Saved entries
+---+

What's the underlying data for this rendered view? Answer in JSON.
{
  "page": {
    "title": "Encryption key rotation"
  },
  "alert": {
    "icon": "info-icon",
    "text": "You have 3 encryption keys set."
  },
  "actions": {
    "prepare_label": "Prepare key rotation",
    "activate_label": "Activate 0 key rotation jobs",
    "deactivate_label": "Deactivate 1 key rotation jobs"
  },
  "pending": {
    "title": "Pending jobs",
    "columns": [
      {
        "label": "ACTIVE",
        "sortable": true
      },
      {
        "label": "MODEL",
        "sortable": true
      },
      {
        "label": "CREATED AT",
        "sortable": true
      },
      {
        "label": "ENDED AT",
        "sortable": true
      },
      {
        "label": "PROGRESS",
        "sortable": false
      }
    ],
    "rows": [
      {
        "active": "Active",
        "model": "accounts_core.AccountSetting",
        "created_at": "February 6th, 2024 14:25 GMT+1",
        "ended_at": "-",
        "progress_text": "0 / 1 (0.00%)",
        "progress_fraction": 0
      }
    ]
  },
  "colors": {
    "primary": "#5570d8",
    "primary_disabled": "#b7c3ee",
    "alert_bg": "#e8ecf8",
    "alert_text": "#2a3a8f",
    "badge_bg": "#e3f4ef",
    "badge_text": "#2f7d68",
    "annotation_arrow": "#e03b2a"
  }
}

+---+

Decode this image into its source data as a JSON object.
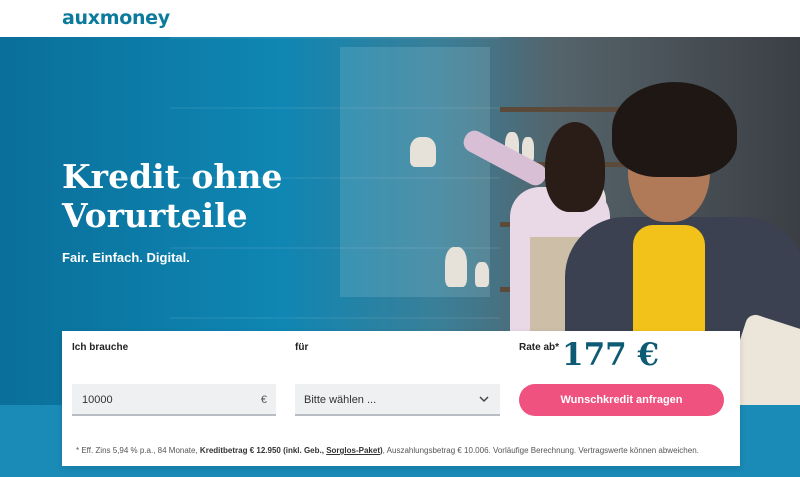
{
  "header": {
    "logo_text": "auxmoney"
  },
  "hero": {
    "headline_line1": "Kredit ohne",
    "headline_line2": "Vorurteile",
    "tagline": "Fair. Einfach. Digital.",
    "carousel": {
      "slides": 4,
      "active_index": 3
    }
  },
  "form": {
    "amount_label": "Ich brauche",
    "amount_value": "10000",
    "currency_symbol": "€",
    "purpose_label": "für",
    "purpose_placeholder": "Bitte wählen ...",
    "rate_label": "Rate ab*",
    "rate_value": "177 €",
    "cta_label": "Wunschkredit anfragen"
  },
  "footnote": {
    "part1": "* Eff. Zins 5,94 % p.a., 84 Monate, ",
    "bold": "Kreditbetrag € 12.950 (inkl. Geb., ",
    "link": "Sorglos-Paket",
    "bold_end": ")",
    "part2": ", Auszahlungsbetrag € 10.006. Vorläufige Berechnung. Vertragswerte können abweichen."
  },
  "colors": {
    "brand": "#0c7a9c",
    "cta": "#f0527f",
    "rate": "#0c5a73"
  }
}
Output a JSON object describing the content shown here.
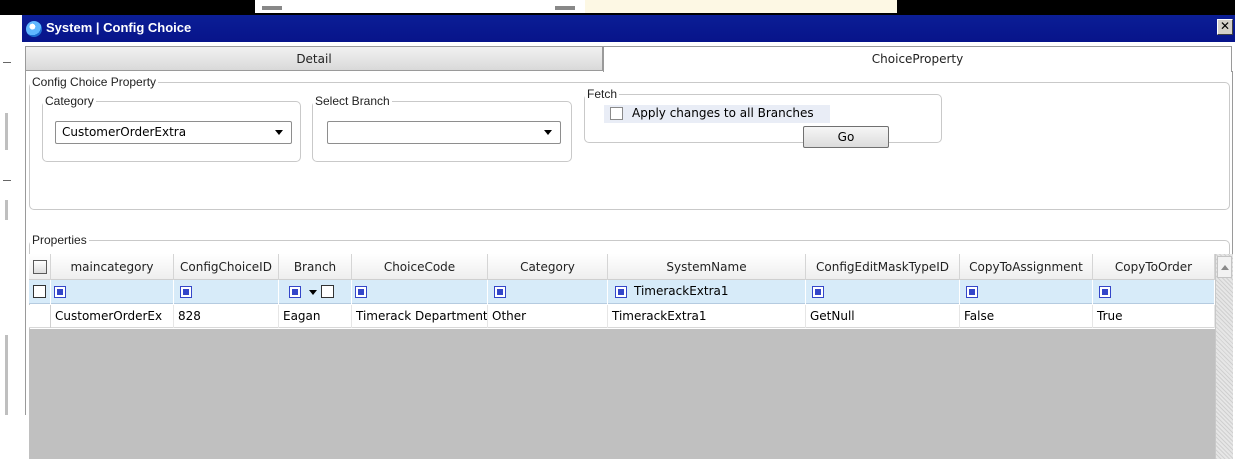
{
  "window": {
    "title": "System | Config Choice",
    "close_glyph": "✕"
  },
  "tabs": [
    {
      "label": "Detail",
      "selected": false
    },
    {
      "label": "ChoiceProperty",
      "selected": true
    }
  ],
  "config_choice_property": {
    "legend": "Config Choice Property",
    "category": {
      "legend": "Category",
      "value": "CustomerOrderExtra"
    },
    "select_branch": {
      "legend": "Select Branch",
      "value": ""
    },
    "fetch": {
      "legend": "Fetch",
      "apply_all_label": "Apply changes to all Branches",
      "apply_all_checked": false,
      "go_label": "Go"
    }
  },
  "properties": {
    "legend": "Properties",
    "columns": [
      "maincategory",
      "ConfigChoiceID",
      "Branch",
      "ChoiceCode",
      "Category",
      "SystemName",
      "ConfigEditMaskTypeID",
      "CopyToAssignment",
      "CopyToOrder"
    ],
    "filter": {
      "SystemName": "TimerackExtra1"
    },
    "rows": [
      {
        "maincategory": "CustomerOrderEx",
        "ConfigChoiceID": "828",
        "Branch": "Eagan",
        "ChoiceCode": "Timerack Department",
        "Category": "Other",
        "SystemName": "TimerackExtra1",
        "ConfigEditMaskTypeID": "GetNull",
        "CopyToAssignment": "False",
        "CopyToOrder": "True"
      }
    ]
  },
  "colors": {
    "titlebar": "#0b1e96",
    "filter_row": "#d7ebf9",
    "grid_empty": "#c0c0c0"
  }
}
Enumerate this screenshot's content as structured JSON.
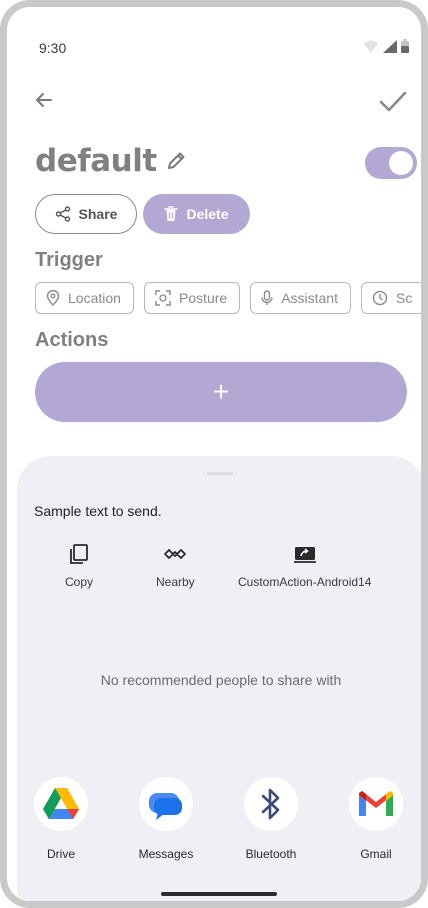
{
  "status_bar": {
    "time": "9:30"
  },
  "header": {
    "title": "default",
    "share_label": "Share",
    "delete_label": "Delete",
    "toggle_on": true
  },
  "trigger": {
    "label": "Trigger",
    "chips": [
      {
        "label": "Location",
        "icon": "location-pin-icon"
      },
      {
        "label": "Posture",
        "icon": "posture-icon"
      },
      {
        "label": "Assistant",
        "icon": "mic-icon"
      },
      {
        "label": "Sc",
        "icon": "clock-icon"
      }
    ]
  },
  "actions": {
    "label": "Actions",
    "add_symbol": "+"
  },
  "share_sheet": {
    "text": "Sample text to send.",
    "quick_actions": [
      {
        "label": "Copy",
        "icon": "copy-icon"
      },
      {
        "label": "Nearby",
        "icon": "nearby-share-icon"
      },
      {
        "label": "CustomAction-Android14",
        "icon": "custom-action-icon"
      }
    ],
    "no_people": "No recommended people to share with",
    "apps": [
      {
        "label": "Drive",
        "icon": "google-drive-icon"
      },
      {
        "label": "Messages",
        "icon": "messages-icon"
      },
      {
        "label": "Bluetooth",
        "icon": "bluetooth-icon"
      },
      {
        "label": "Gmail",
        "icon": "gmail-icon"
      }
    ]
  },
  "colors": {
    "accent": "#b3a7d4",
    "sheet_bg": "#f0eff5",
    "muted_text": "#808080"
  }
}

+---+

• What to produce:
Gather each line of the listing that holds the string "jobs".

• Solution to this exercise:
    "activate_label": "Activate 0 key rotation jobs",
    "deactivate_label": "Deactivate 1 key rotation jobs"
    "title": "Pending jobs",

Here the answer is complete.